_Task to complete_:
Return all lines in the material below that contain "Registry".

(Chart and figure data)
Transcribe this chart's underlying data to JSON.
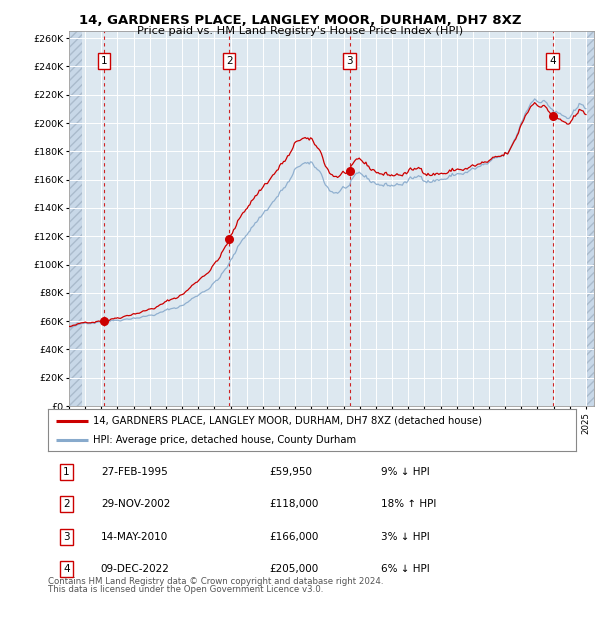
{
  "title": "14, GARDNERS PLACE, LANGLEY MOOR, DURHAM, DH7 8XZ",
  "subtitle": "Price paid vs. HM Land Registry's House Price Index (HPI)",
  "background_color": "#dde8f0",
  "plot_bg": "#dde8f0",
  "grid_color": "#ffffff",
  "hatch_bg": "#c8d8e8",
  "ylim": [
    0,
    265000
  ],
  "yticks": [
    0,
    20000,
    40000,
    60000,
    80000,
    100000,
    120000,
    140000,
    160000,
    180000,
    200000,
    220000,
    240000,
    260000
  ],
  "transactions": [
    {
      "num": 1,
      "date": "27-FEB-1995",
      "price": 59950,
      "price_str": "£59,950",
      "pct": "9%",
      "dir": "↓",
      "year": 1995.16
    },
    {
      "num": 2,
      "date": "29-NOV-2002",
      "price": 118000,
      "price_str": "£118,000",
      "pct": "18%",
      "dir": "↑",
      "year": 2002.91
    },
    {
      "num": 3,
      "date": "14-MAY-2010",
      "price": 166000,
      "price_str": "£166,000",
      "pct": "3%",
      "dir": "↓",
      "year": 2010.37
    },
    {
      "num": 4,
      "date": "09-DEC-2022",
      "price": 205000,
      "price_str": "£205,000",
      "pct": "6%",
      "dir": "↓",
      "year": 2022.94
    }
  ],
  "legend_house": "14, GARDNERS PLACE, LANGLEY MOOR, DURHAM, DH7 8XZ (detached house)",
  "legend_hpi": "HPI: Average price, detached house, County Durham",
  "footer1": "Contains HM Land Registry data © Crown copyright and database right 2024.",
  "footer2": "This data is licensed under the Open Government Licence v3.0.",
  "house_color": "#cc0000",
  "hpi_color": "#88aacc",
  "vline_color": "#cc0000",
  "box_color": "#cc0000",
  "xlim_start": 1993,
  "xlim_end": 2025.5
}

_Exercise answer_:
  "subtitle": "Price paid vs. HM Land Registry's House Price Index (HPI)",
  "footer1": "Contains HM Land Registry data © Crown copyright and database right 2024.",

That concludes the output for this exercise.